Instructions to follow -
Please find all lines in the data that hold the string "name" and copy them.

Input material -
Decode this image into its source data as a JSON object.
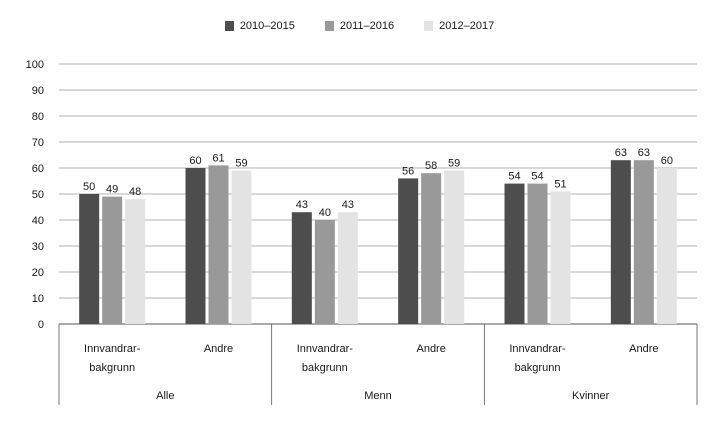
{
  "chart_data": {
    "type": "bar",
    "title": "",
    "xlabel": "",
    "ylabel": "",
    "ylim": [
      0,
      100
    ],
    "yticks": [
      0,
      10,
      20,
      30,
      40,
      50,
      60,
      70,
      80,
      90,
      100
    ],
    "grid": true,
    "legend_position": "top-center",
    "groups": [
      {
        "label": "Alle",
        "categories": [
          "Innvandrar-bakgrunn",
          "Andre"
        ]
      },
      {
        "label": "Menn",
        "categories": [
          "Innvandrar-bakgrunn",
          "Andre"
        ]
      },
      {
        "label": "Kvinner",
        "categories": [
          "Innvandrar-bakgrunn",
          "Andre"
        ]
      }
    ],
    "category_labels": {
      "Innvandrar-bakgrunn": [
        "Innvandrar-",
        "bakgrunn"
      ],
      "Andre": [
        "Andre"
      ]
    },
    "series": [
      {
        "name": "2010–2015",
        "color": "#4d4d4d",
        "values": [
          50,
          60,
          43,
          56,
          54,
          63
        ]
      },
      {
        "name": "2011–2016",
        "color": "#999999",
        "values": [
          49,
          61,
          40,
          58,
          54,
          63
        ]
      },
      {
        "name": "2012–2017",
        "color": "#e3e3e3",
        "values": [
          48,
          59,
          43,
          59,
          51,
          60
        ]
      }
    ]
  }
}
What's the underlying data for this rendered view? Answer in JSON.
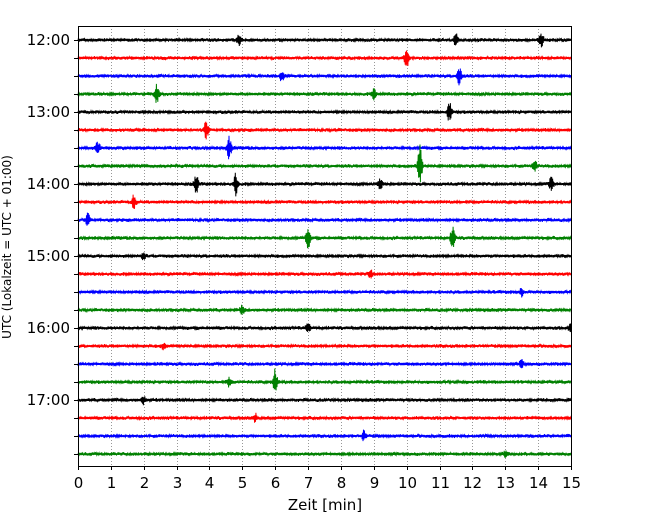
{
  "chart_data": {
    "type": "line",
    "title": "",
    "xlabel": "Zeit  [min]",
    "ylabel": "UTC (Lokalzeit = UTC + 01:00)",
    "xlim": [
      0,
      15
    ],
    "x_ticks": [
      "0",
      "1",
      "2",
      "3",
      "4",
      "5",
      "6",
      "7",
      "8",
      "9",
      "10",
      "11",
      "12",
      "13",
      "14",
      "15"
    ],
    "y_tick_labels": [
      "12:00",
      "13:00",
      "14:00",
      "15:00",
      "16:00",
      "17:00"
    ],
    "grid_x": true,
    "trace_interval_min": 15,
    "trace_colors": [
      "#000000",
      "#ff0000",
      "#0000ff",
      "#008000"
    ],
    "traces": [
      {
        "start": "12:00",
        "color": "#000000",
        "events": [
          [
            4.9,
            0.6
          ],
          [
            11.5,
            0.6
          ],
          [
            14.1,
            0.7
          ]
        ]
      },
      {
        "start": "12:15",
        "color": "#ff0000",
        "events": [
          [
            10.0,
            0.9
          ]
        ]
      },
      {
        "start": "12:30",
        "color": "#0000ff",
        "events": [
          [
            6.2,
            0.5
          ],
          [
            11.6,
            0.9
          ]
        ]
      },
      {
        "start": "12:45",
        "color": "#008000",
        "events": [
          [
            2.4,
            1.0
          ],
          [
            9.0,
            0.5
          ]
        ]
      },
      {
        "start": "13:00",
        "color": "#000000",
        "events": [
          [
            11.3,
            1.0
          ]
        ]
      },
      {
        "start": "13:15",
        "color": "#ff0000",
        "events": [
          [
            3.9,
            0.9
          ]
        ]
      },
      {
        "start": "13:30",
        "color": "#0000ff",
        "events": [
          [
            0.6,
            0.6
          ],
          [
            4.6,
            1.2
          ]
        ]
      },
      {
        "start": "13:45",
        "color": "#008000",
        "events": [
          [
            10.4,
            2.2
          ],
          [
            13.9,
            0.6
          ]
        ]
      },
      {
        "start": "14:00",
        "color": "#000000",
        "events": [
          [
            3.6,
            1.0
          ],
          [
            4.8,
            1.1
          ],
          [
            9.2,
            0.6
          ],
          [
            14.4,
            0.7
          ]
        ]
      },
      {
        "start": "14:15",
        "color": "#ff0000",
        "events": [
          [
            1.7,
            0.7
          ]
        ]
      },
      {
        "start": "14:30",
        "color": "#0000ff",
        "events": [
          [
            0.3,
            0.6
          ]
        ]
      },
      {
        "start": "14:45",
        "color": "#008000",
        "events": [
          [
            7.0,
            1.0
          ],
          [
            11.4,
            1.1
          ]
        ]
      },
      {
        "start": "15:00",
        "color": "#000000",
        "events": [
          [
            2.0,
            0.4
          ]
        ]
      },
      {
        "start": "15:15",
        "color": "#ff0000",
        "events": [
          [
            8.9,
            0.4
          ]
        ]
      },
      {
        "start": "15:30",
        "color": "#0000ff",
        "events": [
          [
            13.5,
            0.4
          ]
        ]
      },
      {
        "start": "15:45",
        "color": "#008000",
        "events": [
          [
            5.0,
            0.5
          ]
        ]
      },
      {
        "start": "16:00",
        "color": "#000000",
        "events": [
          [
            7.0,
            0.5
          ],
          [
            15.0,
            0.6
          ]
        ]
      },
      {
        "start": "16:15",
        "color": "#ff0000",
        "events": [
          [
            2.6,
            0.3
          ]
        ]
      },
      {
        "start": "16:30",
        "color": "#0000ff",
        "events": [
          [
            13.5,
            0.4
          ]
        ]
      },
      {
        "start": "16:45",
        "color": "#008000",
        "events": [
          [
            6.0,
            1.3
          ],
          [
            4.6,
            0.5
          ]
        ]
      },
      {
        "start": "17:00",
        "color": "#000000",
        "events": [
          [
            2.0,
            0.4
          ]
        ]
      },
      {
        "start": "17:15",
        "color": "#ff0000",
        "events": [
          [
            5.4,
            0.4
          ]
        ]
      },
      {
        "start": "17:30",
        "color": "#0000ff",
        "events": [
          [
            8.7,
            0.5
          ]
        ]
      },
      {
        "start": "17:45",
        "color": "#008000",
        "events": [
          [
            13.0,
            0.3
          ]
        ]
      }
    ]
  }
}
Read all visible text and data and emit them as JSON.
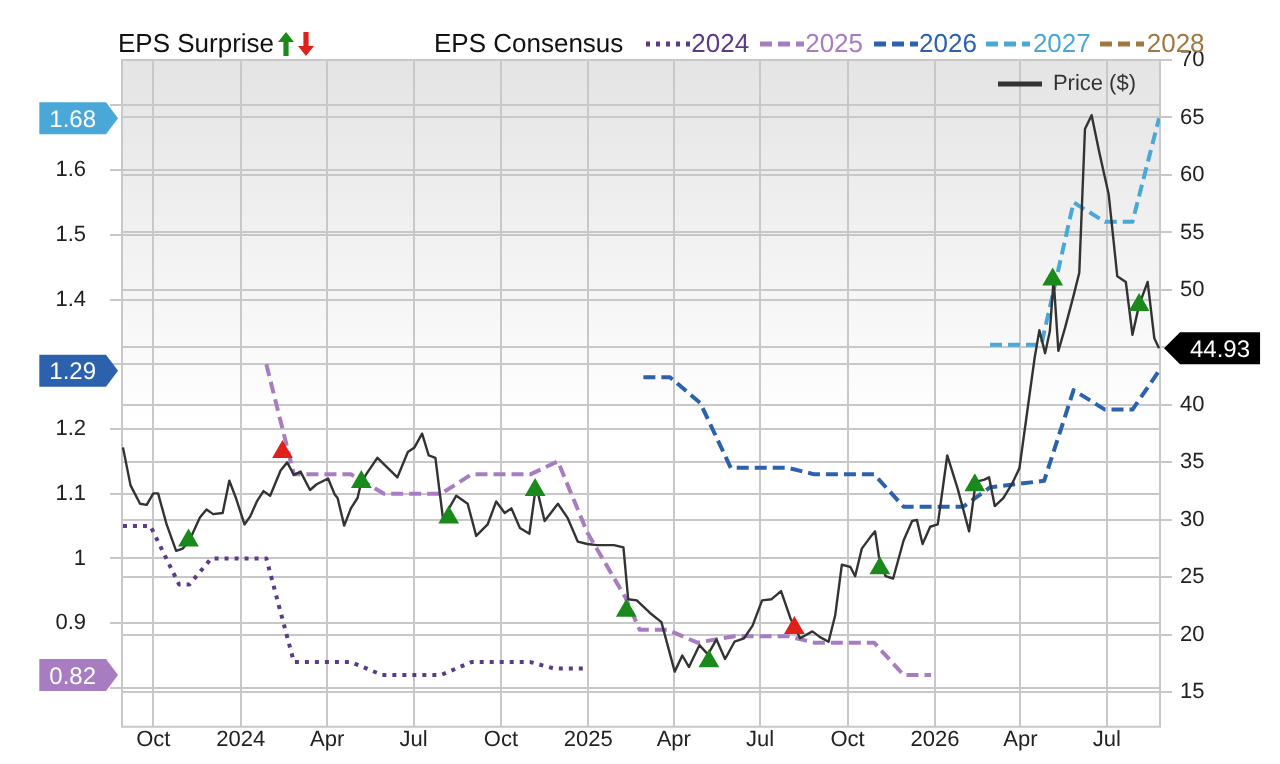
{
  "chart_data": {
    "type": "line",
    "legend_title": "EPS Consensus",
    "annotations": [
      "EPS Surprise",
      "1.68",
      "1.29",
      "0.82"
    ],
    "legend": "top",
    "grid": true,
    "xlim": [
      "2023-08-29",
      "2026-08-26"
    ],
    "xticks": [
      {
        "value": "2023-10-01",
        "label": "Oct"
      },
      {
        "value": "2024-01-01",
        "label": "2024"
      },
      {
        "value": "2024-04-01",
        "label": "Apr"
      },
      {
        "value": "2024-07-01",
        "label": "Jul"
      },
      {
        "value": "2024-10-01",
        "label": "Oct"
      },
      {
        "value": "2025-01-01",
        "label": "2025"
      },
      {
        "value": "2025-04-01",
        "label": "Apr"
      },
      {
        "value": "2025-07-01",
        "label": "Jul"
      },
      {
        "value": "2025-10-01",
        "label": "Oct"
      },
      {
        "value": "2026-01-01",
        "label": "2026"
      },
      {
        "value": "2026-04-01",
        "label": "Apr"
      },
      {
        "value": "2026-07-01",
        "label": "Jul"
      }
    ],
    "ylim": [
      0.74,
      1.77
    ],
    "yticks": [
      {
        "value": 0.8,
        "label": null
      },
      0.9,
      1,
      1.1,
      1.2,
      {
        "value": 1.3,
        "label": null
      },
      1.4,
      1.5,
      1.6,
      {
        "value": 1.7,
        "label": null
      }
    ],
    "y2lim": [
      12,
      70
    ],
    "y2ticks": [
      15,
      20,
      25,
      30,
      35,
      40,
      {
        "value": 45,
        "label": null
      },
      50,
      55,
      60,
      65,
      70
    ],
    "series": [
      {
        "name": "2024",
        "color": "#5b3a8c",
        "line_style": "dotted",
        "x": [
          "2023-08-30",
          "2023-09-28",
          "2023-10-28",
          "2023-11-08",
          "2023-12-01",
          "2024-01-28",
          "2024-02-26",
          "2024-04-26",
          "2024-05-29",
          "2024-07-30",
          "2024-08-31",
          "2024-11-01",
          "2024-11-26",
          "2024-12-30"
        ],
        "values": [
          1.05,
          1.05,
          0.96,
          0.96,
          1.0,
          1.0,
          0.84,
          0.84,
          0.82,
          0.82,
          0.84,
          0.84,
          0.83,
          0.83
        ]
      },
      {
        "name": "2025",
        "color": "#a87cc0",
        "line_style": "dashed",
        "x": [
          "2024-01-28",
          "2024-02-26",
          "2024-04-26",
          "2024-05-31",
          "2024-07-30",
          "2024-08-31",
          "2024-11-01",
          "2024-11-30",
          "2024-12-31",
          "2025-02-09",
          "2025-02-24",
          "2025-03-25",
          "2025-04-26",
          "2025-06-04",
          "2025-07-30",
          "2025-08-27",
          "2025-10-29",
          "2025-11-29",
          "2025-12-28"
        ],
        "values": [
          1.3,
          1.13,
          1.13,
          1.1,
          1.1,
          1.13,
          1.13,
          1.15,
          1.04,
          0.94,
          0.89,
          0.89,
          0.87,
          0.88,
          0.88,
          0.87,
          0.87,
          0.82,
          0.82
        ]
      },
      {
        "name": "2026",
        "color": "#2c62ad",
        "line_style": "dashed",
        "x": [
          "2025-02-28",
          "2025-03-28",
          "2025-04-29",
          "2025-05-31",
          "2025-07-30",
          "2025-08-27",
          "2025-10-29",
          "2025-11-29",
          "2026-01-31",
          "2026-02-28",
          "2026-04-26",
          "2026-05-27",
          "2026-06-29",
          "2026-07-28",
          "2026-08-25"
        ],
        "values": [
          1.28,
          1.28,
          1.24,
          1.14,
          1.14,
          1.13,
          1.13,
          1.08,
          1.08,
          1.11,
          1.12,
          1.26,
          1.23,
          1.23,
          1.29
        ]
      },
      {
        "name": "2027",
        "color": "#4aa8d8",
        "line_style": "dashed",
        "x": [
          "2026-02-28",
          "2026-04-23",
          "2026-05-27",
          "2026-06-29",
          "2026-07-28",
          "2026-08-25"
        ],
        "values": [
          1.33,
          1.33,
          1.55,
          1.52,
          1.52,
          1.68
        ]
      },
      {
        "name": "2028",
        "color": "#a07840",
        "line_style": "dashed"
      },
      {
        "name": "Price ($)",
        "color": "#333333",
        "axis": "y2",
        "line_style": "solid",
        "x": [
          "2023-08-30",
          "2023-09-07",
          "2023-09-17",
          "2023-09-24",
          "2023-10-01",
          "2023-10-06",
          "2023-10-15",
          "2023-10-25",
          "2023-11-01",
          "2023-11-08",
          "2023-11-19",
          "2023-11-26",
          "2023-12-03",
          "2023-12-13",
          "2023-12-20",
          "2023-12-27",
          "2024-01-05",
          "2024-01-11",
          "2024-01-18",
          "2024-01-25",
          "2024-02-01",
          "2024-02-12",
          "2024-02-19",
          "2024-02-26",
          "2024-03-04",
          "2024-03-14",
          "2024-03-21",
          "2024-04-02",
          "2024-04-09",
          "2024-04-12",
          "2024-04-19",
          "2024-04-26",
          "2024-05-03",
          "2024-05-07",
          "2024-05-14",
          "2024-05-24",
          "2024-06-04",
          "2024-06-14",
          "2024-06-25",
          "2024-07-02",
          "2024-07-10",
          "2024-07-17",
          "2024-07-24",
          "2024-08-01",
          "2024-08-15",
          "2024-08-27",
          "2024-09-05",
          "2024-09-17",
          "2024-09-26",
          "2024-10-05",
          "2024-10-12",
          "2024-10-21",
          "2024-10-31",
          "2024-11-07",
          "2024-11-16",
          "2024-11-30",
          "2024-12-10",
          "2024-12-21",
          "2024-12-31",
          "2025-01-10",
          "2025-01-17",
          "2025-01-28",
          "2025-02-07",
          "2025-02-12",
          "2025-02-21",
          "2025-03-07",
          "2025-03-19",
          "2025-04-02",
          "2025-04-10",
          "2025-04-17",
          "2025-04-28",
          "2025-05-07",
          "2025-05-16",
          "2025-05-25",
          "2025-06-04",
          "2025-06-14",
          "2025-06-23",
          "2025-07-03",
          "2025-07-13",
          "2025-07-23",
          "2025-08-02",
          "2025-08-12",
          "2025-08-25",
          "2025-09-02",
          "2025-09-11",
          "2025-09-18",
          "2025-09-25",
          "2025-10-04",
          "2025-10-09",
          "2025-10-16",
          "2025-10-25",
          "2025-10-30",
          "2025-11-03",
          "2025-11-10",
          "2025-11-18",
          "2025-11-29",
          "2025-12-08",
          "2025-12-13",
          "2025-12-19",
          "2025-12-27",
          "2026-01-04",
          "2026-01-14",
          "2026-01-25",
          "2026-02-06",
          "2026-02-13",
          "2026-02-22",
          "2026-02-27",
          "2026-03-05",
          "2026-03-14",
          "2026-03-23",
          "2026-03-31",
          "2026-04-06",
          "2026-04-16",
          "2026-04-21",
          "2026-04-27",
          "2026-05-02",
          "2026-05-06",
          "2026-05-11",
          "2026-05-18",
          "2026-05-27",
          "2026-06-02",
          "2026-06-08",
          "2026-06-15",
          "2026-06-23",
          "2026-07-03",
          "2026-07-12",
          "2026-07-21",
          "2026-07-28",
          "2026-08-04",
          "2026-08-13",
          "2026-08-20",
          "2026-08-25"
        ],
        "values": [
          36.3,
          33.0,
          31.4,
          31.3,
          32.3,
          32.3,
          29.6,
          27.3,
          27.5,
          28.2,
          30.2,
          30.9,
          30.5,
          30.6,
          33.4,
          31.9,
          29.6,
          30.3,
          31.6,
          32.5,
          32.1,
          34.3,
          35.0,
          33.9,
          34.2,
          32.6,
          33.1,
          33.6,
          32.2,
          31.9,
          29.5,
          31.0,
          31.9,
          33.3,
          34.2,
          35.4,
          34.5,
          33.7,
          35.9,
          36.3,
          37.5,
          35.6,
          35.4,
          30.1,
          32.1,
          31.4,
          28.6,
          29.6,
          31.6,
          30.6,
          31.0,
          29.3,
          28.8,
          33.0,
          29.9,
          31.4,
          30.2,
          28.1,
          27.9,
          27.8,
          27.8,
          27.8,
          27.6,
          23.1,
          23.0,
          21.9,
          21.1,
          16.8,
          18.2,
          17.2,
          19.1,
          18.3,
          19.6,
          17.9,
          19.4,
          19.7,
          20.8,
          23.0,
          23.1,
          23.8,
          21.4,
          19.7,
          20.3,
          19.8,
          19.4,
          21.7,
          26.1,
          25.9,
          25.1,
          27.5,
          28.5,
          29.0,
          26.8,
          25.1,
          24.9,
          28.2,
          29.9,
          30.0,
          27.9,
          29.4,
          29.6,
          35.6,
          32.7,
          29.0,
          33.3,
          33.5,
          33.7,
          31.2,
          31.9,
          33.1,
          34.5,
          38.1,
          44.1,
          46.5,
          44.5,
          46.4,
          50.9,
          44.7,
          46.7,
          49.5,
          51.5,
          64.0,
          65.2,
          62.0,
          58.3,
          51.2,
          50.7,
          46.1,
          48.7,
          50.7,
          45.8,
          44.93
        ],
        "value_labels": [
          null,
          null,
          null,
          null,
          null,
          null,
          null,
          null,
          null,
          null,
          null,
          null,
          null,
          null,
          null,
          null,
          null,
          null,
          null,
          null,
          null,
          null,
          null,
          null,
          null,
          null,
          null,
          null,
          null,
          null,
          null,
          null,
          null,
          null,
          null,
          null,
          null,
          null,
          null,
          null,
          null,
          null,
          null,
          null,
          null,
          null,
          null,
          null,
          null,
          null,
          null,
          null,
          null,
          null,
          null,
          null,
          null,
          null,
          null,
          null,
          null,
          null,
          null,
          null,
          null,
          null,
          null,
          null,
          null,
          null,
          null,
          null,
          null,
          null,
          null,
          null,
          null,
          null,
          null,
          null,
          null,
          null,
          null,
          null,
          null,
          null,
          null,
          null,
          null,
          null,
          null,
          null,
          null,
          null,
          null,
          null,
          null,
          null,
          null,
          null,
          null,
          null,
          null,
          null,
          null,
          null,
          null,
          null,
          null,
          null,
          null,
          null,
          null,
          null,
          null,
          null,
          null,
          null,
          null,
          null,
          null,
          null,
          null,
          null,
          null,
          null,
          null,
          null,
          null,
          null,
          null,
          "44.93"
        ]
      },
      {
        "type": "scatter",
        "color": "#1a8a1a",
        "axis": "y2",
        "marker": "triangle",
        "x": [
          "2023-11-07",
          "2024-05-07",
          "2024-08-07",
          "2024-11-06",
          "2025-02-10",
          "2025-05-08",
          "2025-11-04",
          "2026-02-12",
          "2026-05-05",
          "2026-08-04"
        ],
        "values": [
          28.2,
          33.3,
          30.2,
          32.6,
          22.1,
          17.7,
          25.8,
          33.0,
          50.9,
          48.7
        ]
      },
      {
        "type": "scatter",
        "color": "#e0201a",
        "axis": "y2",
        "marker": "triangle",
        "x": [
          "2024-02-14",
          "2025-08-06"
        ],
        "values": [
          35.9,
          20.6
        ]
      }
    ]
  }
}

Output of the task -
        "name": "2010–2015",
        "name": "2011–2016",
        "name": "2012–2017",
        "name": "2024",
        "name": "2025",
        "name": "2026",
        "name": "2027",
        "name": "2028",
        "name": "Price ($)",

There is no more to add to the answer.